Article:
----

The multipoint nature of Interest-based data retrieval provides flexibility to maintain communication in highly dynamic environments. Any node with access to multiple networks can serve as a content router between them. Using its cache, a mobile node may serve as the network medium between disconnected areas, or provide delayed connectivity over intermittent links. The Interest/Data exchange also functions whenever there is local connectivity. For example, two colleagues with laptops and ad hoc wireless could share corporate documents normally in an isolated location with no connectivity to the Internet or their organization.

Back to Top

3. Transport and Routing

CCN transport is designed to operate on top of unreliable packet delivery services, including the highly dynamic connectivity of mobile and ubiquitous computing. Thus Interests, Data, or both might be lost or damaged in transit, or requested data might be temporarily unavailable. To provide reliable, resilient delivery, CCN Interests not satisfied in some reasonable period of time must be retransmitted. Unlike TCP, CCN senders are stateless and the final consumer is responsible for reexpressing unsatisfied Interests if it still wants the data. A receiver's strategy layer is responsible for retransmission on a particular face (since it knows the timeout for the upstream node(s) on the face) as well as selecting which and how many of the available communication interfaces to use for sending interests, how many unsatisfied interests should be allowed, the relative priority of different interests, etc.

* 3.1. Reliability and flow control

One Interest retrieves at most one Data packet. This basic rule ensures that flow balance is maintained in the network and allows efficient communication between varied machines over networks of widely different speeds. Just as in TCP, however, it is possible to overlap data and requests. Multiple Interests may be issued at once, before Data arrives to consume the first. The Interests serve the role of window advertisements in TCP. A recipient can dynamically vary the window size by changing the number of Interests it issues. We show the effect of such pipelining later in Section 5.2. Since CCN packets are independently named, the pipeline does not stall on a loss—the equivalent of TCP SACK is intrinsic.

In a large network, the end-to-end nature of TCP conversations means there are many points between sender and receiver where congestion can occur from conversation aggregation even though each conversation operates in flow balance. The effect of this congestion is delay and packet loss. The TCP solution is for endpoints to dynamically adjust their window sizes to keep the aggregate traffic volume below the level where congestion occurs.8 The need for this congestion control is a result of TCP's flow balance being end-to-end. In CCN, by contrast, all communication is local, so there are no points between sender and receiver that are not involved in their balance. Since CCN flow balance is maintained at each hop, there is no need for additional congestion control techniques in the middle of a path. This is not the same as hop-by-hop flow control, where backpressure between adjacent nodes is used to adjust resource sharing among continuous flows. CCN does not have link FIFO queues but rather LRU memory (cache) decoupling hop-by-hop feedback control loops and damping oscillations.

----

[Layout element annotations]
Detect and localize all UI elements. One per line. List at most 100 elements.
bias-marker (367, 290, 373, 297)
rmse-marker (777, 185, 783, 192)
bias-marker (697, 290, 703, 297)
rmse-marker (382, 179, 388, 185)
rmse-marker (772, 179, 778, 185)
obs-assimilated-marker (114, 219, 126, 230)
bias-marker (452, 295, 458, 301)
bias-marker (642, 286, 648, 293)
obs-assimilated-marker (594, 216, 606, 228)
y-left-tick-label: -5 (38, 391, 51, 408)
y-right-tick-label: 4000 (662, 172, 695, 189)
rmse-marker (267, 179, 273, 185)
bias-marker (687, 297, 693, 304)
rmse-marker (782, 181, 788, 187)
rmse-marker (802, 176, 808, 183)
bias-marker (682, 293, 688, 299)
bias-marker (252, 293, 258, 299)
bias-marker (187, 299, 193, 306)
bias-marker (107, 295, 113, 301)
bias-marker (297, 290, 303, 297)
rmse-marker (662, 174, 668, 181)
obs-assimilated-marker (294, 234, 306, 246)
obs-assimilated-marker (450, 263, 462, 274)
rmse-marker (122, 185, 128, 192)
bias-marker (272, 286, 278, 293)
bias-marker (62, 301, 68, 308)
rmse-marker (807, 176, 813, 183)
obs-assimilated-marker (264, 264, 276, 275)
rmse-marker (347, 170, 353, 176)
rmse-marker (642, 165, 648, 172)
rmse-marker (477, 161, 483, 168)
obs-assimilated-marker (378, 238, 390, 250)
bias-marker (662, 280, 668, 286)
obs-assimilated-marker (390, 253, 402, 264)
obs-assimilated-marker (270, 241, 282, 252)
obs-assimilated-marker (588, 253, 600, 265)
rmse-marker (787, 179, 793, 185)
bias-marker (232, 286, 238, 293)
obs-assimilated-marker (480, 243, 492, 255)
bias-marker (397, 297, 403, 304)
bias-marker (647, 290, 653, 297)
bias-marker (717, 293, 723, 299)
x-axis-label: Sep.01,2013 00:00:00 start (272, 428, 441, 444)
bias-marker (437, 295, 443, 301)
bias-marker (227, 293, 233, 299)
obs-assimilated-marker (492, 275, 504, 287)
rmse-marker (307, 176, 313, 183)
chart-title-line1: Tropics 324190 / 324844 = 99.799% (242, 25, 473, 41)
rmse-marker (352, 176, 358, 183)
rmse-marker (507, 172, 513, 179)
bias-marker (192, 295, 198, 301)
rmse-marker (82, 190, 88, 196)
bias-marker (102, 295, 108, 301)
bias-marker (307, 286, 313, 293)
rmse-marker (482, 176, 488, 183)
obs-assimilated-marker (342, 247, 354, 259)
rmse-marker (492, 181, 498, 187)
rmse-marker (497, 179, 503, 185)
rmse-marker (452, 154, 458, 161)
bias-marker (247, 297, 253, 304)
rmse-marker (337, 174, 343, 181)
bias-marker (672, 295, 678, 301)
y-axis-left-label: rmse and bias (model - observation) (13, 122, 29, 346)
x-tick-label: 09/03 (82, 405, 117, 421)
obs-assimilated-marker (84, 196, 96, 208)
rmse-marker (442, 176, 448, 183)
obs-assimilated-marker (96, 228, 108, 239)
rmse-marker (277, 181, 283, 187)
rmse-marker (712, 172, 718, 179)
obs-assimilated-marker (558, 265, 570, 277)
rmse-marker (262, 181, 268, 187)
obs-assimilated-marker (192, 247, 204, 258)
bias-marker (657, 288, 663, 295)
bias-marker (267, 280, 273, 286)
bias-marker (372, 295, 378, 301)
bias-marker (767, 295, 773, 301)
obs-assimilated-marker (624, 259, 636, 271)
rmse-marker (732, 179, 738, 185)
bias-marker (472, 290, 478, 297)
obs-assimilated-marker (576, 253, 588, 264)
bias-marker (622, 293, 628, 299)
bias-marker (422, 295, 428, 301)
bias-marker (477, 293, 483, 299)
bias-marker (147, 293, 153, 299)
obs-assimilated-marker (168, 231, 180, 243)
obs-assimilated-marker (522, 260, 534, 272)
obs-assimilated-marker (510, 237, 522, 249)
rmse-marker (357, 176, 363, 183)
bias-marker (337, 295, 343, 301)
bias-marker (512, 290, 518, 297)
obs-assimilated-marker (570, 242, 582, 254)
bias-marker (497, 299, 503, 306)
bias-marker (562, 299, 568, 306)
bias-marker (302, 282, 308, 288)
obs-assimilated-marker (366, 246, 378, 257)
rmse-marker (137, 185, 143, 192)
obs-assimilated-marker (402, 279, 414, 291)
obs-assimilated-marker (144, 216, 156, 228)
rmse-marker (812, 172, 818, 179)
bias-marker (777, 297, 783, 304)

----

Summarize the passage on CCN transport above in exactly three sentences.

Worked solution: Interest-based data retrieval lets CCN keep communication going in highly dynamic environments, since any node with access to multiple networks can act as a content router and the Interest/Data exchange works wherever there is local connectivity. CCN runs on top of unreliable packet delivery, so the final consumer must re-express Interests that go unsatisfied, and the receiver's strategy layer handles retransmission and chooses which interfaces to use. Because one Interest retrieves at most one Data packet and flow balance is maintained at each hop, multiple Interests can act like TCP window advertisements, and no additional congestion control is needed in the middle of a path.